- _Written problem_: Every entry should be repeated exactly. Omit the pictures.

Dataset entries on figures
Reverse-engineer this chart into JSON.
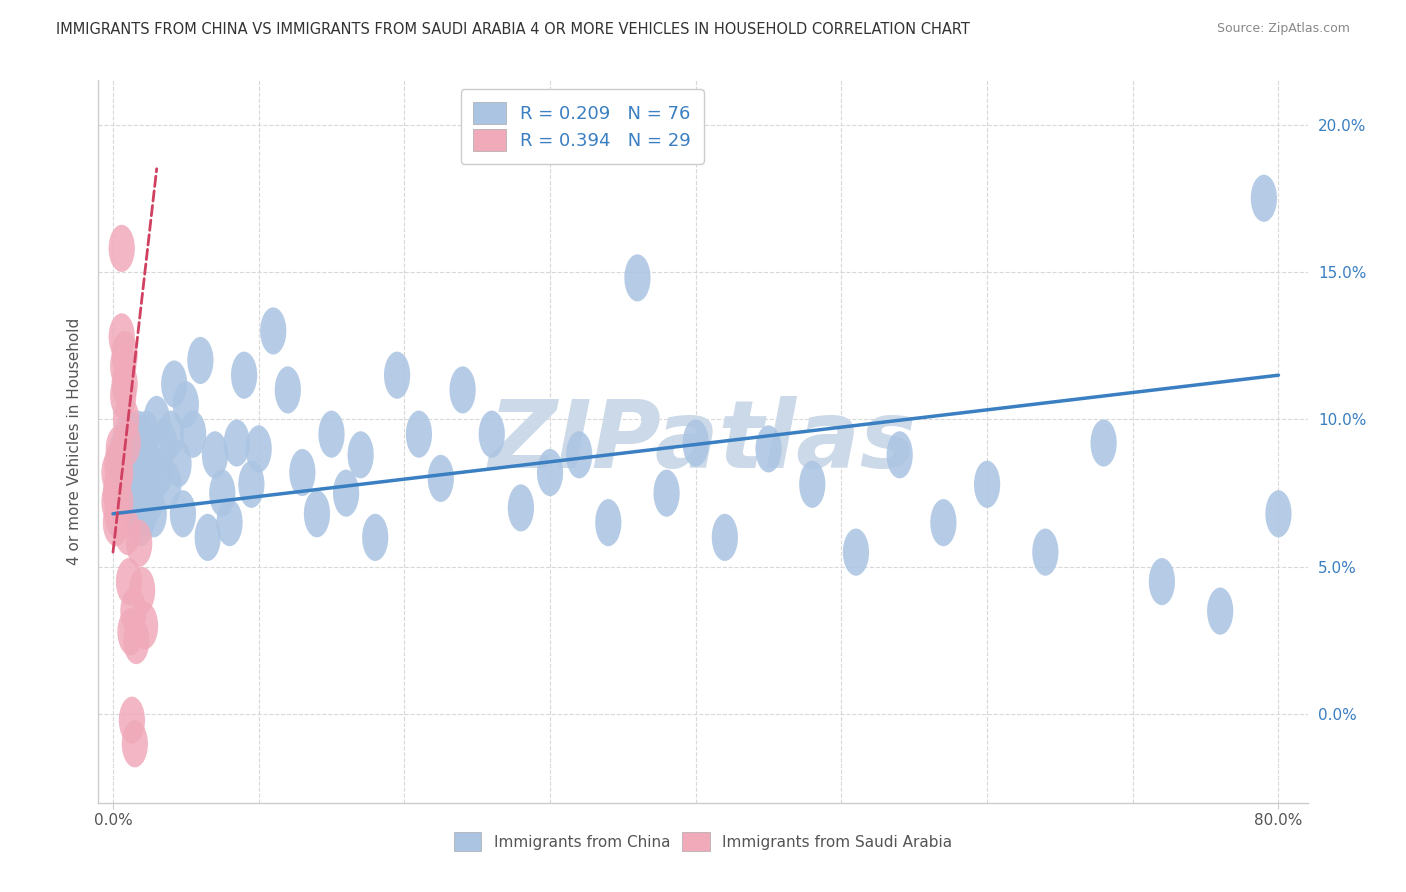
{
  "title": "IMMIGRANTS FROM CHINA VS IMMIGRANTS FROM SAUDI ARABIA 4 OR MORE VEHICLES IN HOUSEHOLD CORRELATION CHART",
  "source": "Source: ZipAtlas.com",
  "ylabel": "4 or more Vehicles in Household",
  "watermark": "ZIPatlas",
  "legend_china": "Immigrants from China",
  "legend_saudi": "Immigrants from Saudi Arabia",
  "r_china": 0.209,
  "n_china": 76,
  "r_saudi": 0.394,
  "n_saudi": 29,
  "xlim": [
    -0.01,
    0.82
  ],
  "ylim": [
    -0.03,
    0.215
  ],
  "xtick_positions": [
    0.0,
    0.8
  ],
  "xtick_labels": [
    "0.0%",
    "80.0%"
  ],
  "yticks": [
    0.0,
    0.05,
    0.1,
    0.15,
    0.2
  ],
  "background_color": "#ffffff",
  "grid_color": "#d8d8d8",
  "china_color": "#aac4e2",
  "saudi_color": "#f0aaba",
  "china_line_color": "#3a7fc1",
  "saudi_line_color": "#d04060",
  "title_color": "#333333",
  "axis_label_color": "#555555",
  "watermark_color": "#ccd9e8",
  "right_axis_color": "#3a7fc1",
  "china_trend_x0": 0.0,
  "china_trend_x1": 0.8,
  "china_trend_y0": 0.068,
  "china_trend_y1": 0.115,
  "saudi_trend_x0": 0.0,
  "saudi_trend_x1": 0.03,
  "saudi_trend_y0": 0.055,
  "saudi_trend_y1": 0.185,
  "china_x": [
    0.005,
    0.007,
    0.008,
    0.01,
    0.01,
    0.011,
    0.012,
    0.013,
    0.013,
    0.015,
    0.015,
    0.016,
    0.017,
    0.018,
    0.018,
    0.019,
    0.02,
    0.02,
    0.021,
    0.022,
    0.023,
    0.025,
    0.026,
    0.028,
    0.03,
    0.032,
    0.035,
    0.038,
    0.04,
    0.042,
    0.045,
    0.048,
    0.05,
    0.055,
    0.06,
    0.065,
    0.07,
    0.075,
    0.08,
    0.085,
    0.09,
    0.095,
    0.1,
    0.11,
    0.12,
    0.13,
    0.14,
    0.15,
    0.16,
    0.17,
    0.18,
    0.195,
    0.21,
    0.225,
    0.24,
    0.26,
    0.28,
    0.3,
    0.32,
    0.34,
    0.36,
    0.38,
    0.4,
    0.42,
    0.45,
    0.48,
    0.51,
    0.54,
    0.57,
    0.6,
    0.64,
    0.68,
    0.72,
    0.76,
    0.79,
    0.8
  ],
  "china_y": [
    0.085,
    0.09,
    0.08,
    0.095,
    0.075,
    0.088,
    0.082,
    0.078,
    0.092,
    0.07,
    0.085,
    0.079,
    0.095,
    0.072,
    0.088,
    0.065,
    0.091,
    0.078,
    0.083,
    0.069,
    0.095,
    0.085,
    0.073,
    0.068,
    0.1,
    0.082,
    0.092,
    0.078,
    0.095,
    0.112,
    0.085,
    0.068,
    0.105,
    0.095,
    0.12,
    0.06,
    0.088,
    0.075,
    0.065,
    0.092,
    0.115,
    0.078,
    0.09,
    0.13,
    0.11,
    0.082,
    0.068,
    0.095,
    0.075,
    0.088,
    0.06,
    0.115,
    0.095,
    0.08,
    0.11,
    0.095,
    0.07,
    0.082,
    0.088,
    0.065,
    0.148,
    0.075,
    0.092,
    0.06,
    0.09,
    0.078,
    0.055,
    0.088,
    0.065,
    0.078,
    0.055,
    0.092,
    0.045,
    0.035,
    0.175,
    0.068
  ],
  "saudi_x": [
    0.001,
    0.001,
    0.002,
    0.002,
    0.003,
    0.003,
    0.003,
    0.004,
    0.004,
    0.005,
    0.005,
    0.006,
    0.006,
    0.007,
    0.007,
    0.008,
    0.008,
    0.009,
    0.01,
    0.01,
    0.011,
    0.012,
    0.013,
    0.014,
    0.015,
    0.016,
    0.018,
    0.02,
    0.022
  ],
  "saudi_y": [
    0.082,
    0.072,
    0.075,
    0.065,
    0.085,
    0.078,
    0.068,
    0.09,
    0.08,
    0.082,
    0.072,
    0.158,
    0.128,
    0.118,
    0.108,
    0.122,
    0.112,
    0.1,
    0.092,
    0.062,
    0.045,
    0.028,
    -0.002,
    0.035,
    -0.01,
    0.025,
    0.058,
    0.042,
    0.03
  ]
}
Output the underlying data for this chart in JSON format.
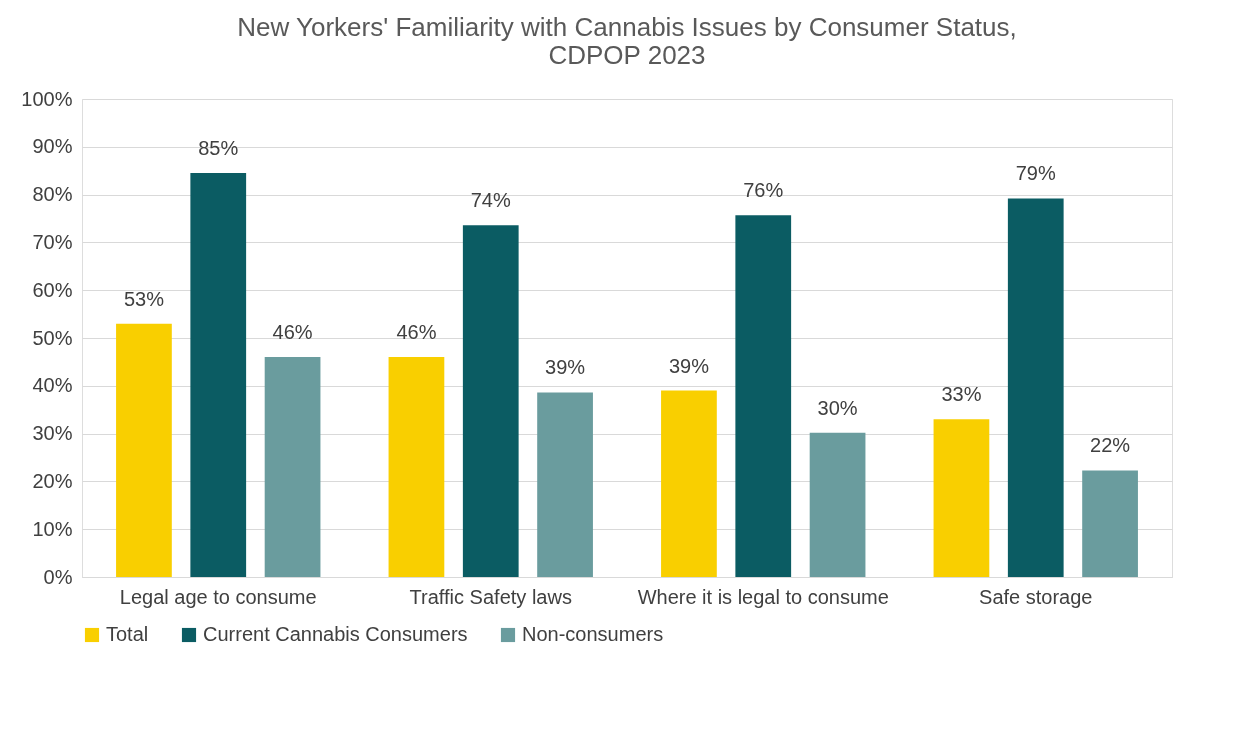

- _Reply to the exercise_:
Reverse-engineer this chart into JSON.
{
  "title": "IMMIGRANTS FROM CHINA VS IMMIGRANTS FROM SAUDI ARABIA 4 OR MORE VEHICLES IN HOUSEHOLD CORRELATION CHART",
  "source": "Source: ZipAtlas.com",
  "ylabel": "4 or more Vehicles in Household",
  "watermark": "ZIPatlas",
  "legend_china": "Immigrants from China",
  "legend_saudi": "Immigrants from Saudi Arabia",
  "r_china": 0.209,
  "n_china": 76,
  "r_saudi": 0.394,
  "n_saudi": 29,
  "xlim": [
    -0.01,
    0.82
  ],
  "ylim": [
    -0.03,
    0.215
  ],
  "xtick_positions": [
    0.0,
    0.8
  ],
  "xtick_labels": [
    "0.0%",
    "80.0%"
  ],
  "yticks": [
    0.0,
    0.05,
    0.1,
    0.15,
    0.2
  ],
  "background_color": "#ffffff",
  "grid_color": "#d8d8d8",
  "china_color": "#aac4e2",
  "saudi_color": "#f0aaba",
  "china_line_color": "#3a7fc1",
  "saudi_line_color": "#d04060",
  "title_color": "#333333",
  "axis_label_color": "#555555",
  "watermark_color": "#ccd9e8",
  "right_axis_color": "#3a7fc1",
  "china_trend_x0": 0.0,
  "china_trend_x1": 0.8,
  "china_trend_y0": 0.068,
  "china_trend_y1": 0.115,
  "saudi_trend_x0": 0.0,
  "saudi_trend_x1": 0.03,
  "saudi_trend_y0": 0.055,
  "saudi_trend_y1": 0.185,
  "china_x": [
    0.005,
    0.007,
    0.008,
    0.01,
    0.01,
    0.011,
    0.012,
    0.013,
    0.013,
    0.015,
    0.015,
    0.016,
    0.017,
    0.018,
    0.018,
    0.019,
    0.02,
    0.02,
    0.021,
    0.022,
    0.023,
    0.025,
    0.026,
    0.028,
    0.03,
    0.032,
    0.035,
    0.038,
    0.04,
    0.042,
    0.045,
    0.048,
    0.05,
    0.055,
    0.06,
    0.065,
    0.07,
    0.075,
    0.08,
    0.085,
    0.09,
    0.095,
    0.1,
    0.11,
    0.12,
    0.13,
    0.14,
    0.15,
    0.16,
    0.17,
    0.18,
    0.195,
    0.21,
    0.225,
    0.24,
    0.26,
    0.28,
    0.3,
    0.32,
    0.34,
    0.36,
    0.38,
    0.4,
    0.42,
    0.45,
    0.48,
    0.51,
    0.54,
    0.57,
    0.6,
    0.64,
    0.68,
    0.72,
    0.76,
    0.79,
    0.8
  ],
  "china_y": [
    0.085,
    0.09,
    0.08,
    0.095,
    0.075,
    0.088,
    0.082,
    0.078,
    0.092,
    0.07,
    0.085,
    0.079,
    0.095,
    0.072,
    0.088,
    0.065,
    0.091,
    0.078,
    0.083,
    0.069,
    0.095,
    0.085,
    0.073,
    0.068,
    0.1,
    0.082,
    0.092,
    0.078,
    0.095,
    0.112,
    0.085,
    0.068,
    0.105,
    0.095,
    0.12,
    0.06,
    0.088,
    0.075,
    0.065,
    0.092,
    0.115,
    0.078,
    0.09,
    0.13,
    0.11,
    0.082,
    0.068,
    0.095,
    0.075,
    0.088,
    0.06,
    0.115,
    0.095,
    0.08,
    0.11,
    0.095,
    0.07,
    0.082,
    0.088,
    0.065,
    0.148,
    0.075,
    0.092,
    0.06,
    0.09,
    0.078,
    0.055,
    0.088,
    0.065,
    0.078,
    0.055,
    0.092,
    0.045,
    0.035,
    0.175,
    0.068
  ],
  "saudi_x": [
    0.001,
    0.001,
    0.002,
    0.002,
    0.003,
    0.003,
    0.003,
    0.004,
    0.004,
    0.005,
    0.005,
    0.006,
    0.006,
    0.007,
    0.007,
    0.008,
    0.008,
    0.009,
    0.01,
    0.01,
    0.011,
    0.012,
    0.013,
    0.014,
    0.015,
    0.016,
    0.018,
    0.02,
    0.022
  ],
  "saudi_y": [
    0.082,
    0.072,
    0.075,
    0.065,
    0.085,
    0.078,
    0.068,
    0.09,
    0.08,
    0.082,
    0.072,
    0.158,
    0.128,
    0.118,
    0.108,
    0.122,
    0.112,
    0.1,
    0.092,
    0.062,
    0.045,
    0.028,
    -0.002,
    0.035,
    -0.01,
    0.025,
    0.058,
    0.042,
    0.03
  ]
}
Output the underlying data for this chart in JSON format.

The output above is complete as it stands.